**DATASET RECORDS:**
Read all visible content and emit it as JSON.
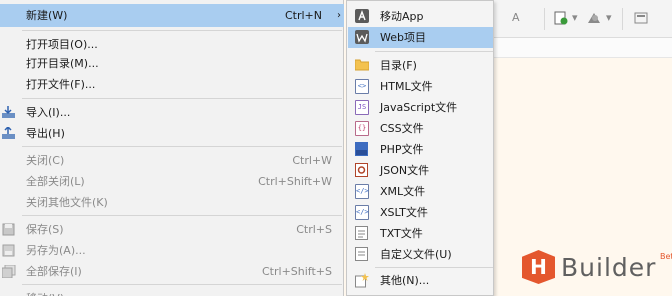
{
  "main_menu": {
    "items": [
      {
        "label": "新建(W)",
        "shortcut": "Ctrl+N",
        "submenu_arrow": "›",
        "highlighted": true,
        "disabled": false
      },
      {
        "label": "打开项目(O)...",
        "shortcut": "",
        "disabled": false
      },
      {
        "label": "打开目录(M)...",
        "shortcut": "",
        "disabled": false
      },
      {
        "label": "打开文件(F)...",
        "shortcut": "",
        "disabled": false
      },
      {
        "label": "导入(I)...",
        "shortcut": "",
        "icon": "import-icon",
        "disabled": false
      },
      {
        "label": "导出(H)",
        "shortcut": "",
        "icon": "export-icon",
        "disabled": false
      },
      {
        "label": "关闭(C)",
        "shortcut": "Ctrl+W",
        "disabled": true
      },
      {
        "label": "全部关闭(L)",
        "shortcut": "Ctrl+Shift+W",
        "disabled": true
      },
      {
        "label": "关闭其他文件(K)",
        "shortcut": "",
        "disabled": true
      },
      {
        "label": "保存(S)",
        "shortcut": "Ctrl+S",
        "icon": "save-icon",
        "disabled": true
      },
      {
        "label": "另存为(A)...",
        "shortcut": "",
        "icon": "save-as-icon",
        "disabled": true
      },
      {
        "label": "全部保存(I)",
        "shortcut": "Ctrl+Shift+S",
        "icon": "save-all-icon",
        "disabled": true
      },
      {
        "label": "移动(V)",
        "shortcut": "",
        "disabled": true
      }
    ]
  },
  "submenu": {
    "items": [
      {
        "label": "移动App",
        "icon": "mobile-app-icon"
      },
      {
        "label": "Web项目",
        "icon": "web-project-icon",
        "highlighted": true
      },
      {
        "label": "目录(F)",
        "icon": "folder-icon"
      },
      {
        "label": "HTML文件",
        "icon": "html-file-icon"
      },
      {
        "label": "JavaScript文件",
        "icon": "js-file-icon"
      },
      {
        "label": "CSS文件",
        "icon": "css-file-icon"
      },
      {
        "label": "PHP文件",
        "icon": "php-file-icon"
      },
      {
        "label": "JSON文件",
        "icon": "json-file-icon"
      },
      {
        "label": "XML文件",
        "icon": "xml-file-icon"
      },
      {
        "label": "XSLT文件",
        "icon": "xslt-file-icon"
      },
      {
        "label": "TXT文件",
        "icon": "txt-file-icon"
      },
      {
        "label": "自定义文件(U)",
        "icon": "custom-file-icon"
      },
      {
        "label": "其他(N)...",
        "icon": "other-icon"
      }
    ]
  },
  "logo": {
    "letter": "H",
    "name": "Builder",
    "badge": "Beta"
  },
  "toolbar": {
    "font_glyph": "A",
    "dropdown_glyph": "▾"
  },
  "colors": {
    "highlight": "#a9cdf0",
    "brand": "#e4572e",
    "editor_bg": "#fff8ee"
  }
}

**TASK STATEMENT:**
Repeat the material above word for word and skip every image in it.

**THE REPLY:**
Read all visible content and emit it as JSON.
{
  "main_menu": {
    "items": [
      {
        "label": "新建(W)",
        "shortcut": "Ctrl+N",
        "submenu_arrow": "›",
        "highlighted": true,
        "disabled": false
      },
      {
        "label": "打开项目(O)...",
        "shortcut": "",
        "disabled": false
      },
      {
        "label": "打开目录(M)...",
        "shortcut": "",
        "disabled": false
      },
      {
        "label": "打开文件(F)...",
        "shortcut": "",
        "disabled": false
      },
      {
        "label": "导入(I)...",
        "shortcut": "",
        "icon": "import-icon",
        "disabled": false
      },
      {
        "label": "导出(H)",
        "shortcut": "",
        "icon": "export-icon",
        "disabled": false
      },
      {
        "label": "关闭(C)",
        "shortcut": "Ctrl+W",
        "disabled": true
      },
      {
        "label": "全部关闭(L)",
        "shortcut": "Ctrl+Shift+W",
        "disabled": true
      },
      {
        "label": "关闭其他文件(K)",
        "shortcut": "",
        "disabled": true
      },
      {
        "label": "保存(S)",
        "shortcut": "Ctrl+S",
        "icon": "save-icon",
        "disabled": true
      },
      {
        "label": "另存为(A)...",
        "shortcut": "",
        "icon": "save-as-icon",
        "disabled": true
      },
      {
        "label": "全部保存(I)",
        "shortcut": "Ctrl+Shift+S",
        "icon": "save-all-icon",
        "disabled": true
      },
      {
        "label": "移动(V)",
        "shortcut": "",
        "disabled": true
      }
    ]
  },
  "submenu": {
    "items": [
      {
        "label": "移动App",
        "icon": "mobile-app-icon"
      },
      {
        "label": "Web项目",
        "icon": "web-project-icon",
        "highlighted": true
      },
      {
        "label": "目录(F)",
        "icon": "folder-icon"
      },
      {
        "label": "HTML文件",
        "icon": "html-file-icon"
      },
      {
        "label": "JavaScript文件",
        "icon": "js-file-icon"
      },
      {
        "label": "CSS文件",
        "icon": "css-file-icon"
      },
      {
        "label": "PHP文件",
        "icon": "php-file-icon"
      },
      {
        "label": "JSON文件",
        "icon": "json-file-icon"
      },
      {
        "label": "XML文件",
        "icon": "xml-file-icon"
      },
      {
        "label": "XSLT文件",
        "icon": "xslt-file-icon"
      },
      {
        "label": "TXT文件",
        "icon": "txt-file-icon"
      },
      {
        "label": "自定义文件(U)",
        "icon": "custom-file-icon"
      },
      {
        "label": "其他(N)...",
        "icon": "other-icon"
      }
    ]
  },
  "logo": {
    "letter": "H",
    "name": "Builder",
    "badge": "Beta"
  },
  "toolbar": {
    "font_glyph": "A",
    "dropdown_glyph": "▾"
  },
  "colors": {
    "highlight": "#a9cdf0",
    "brand": "#e4572e",
    "editor_bg": "#fff8ee"
  }
}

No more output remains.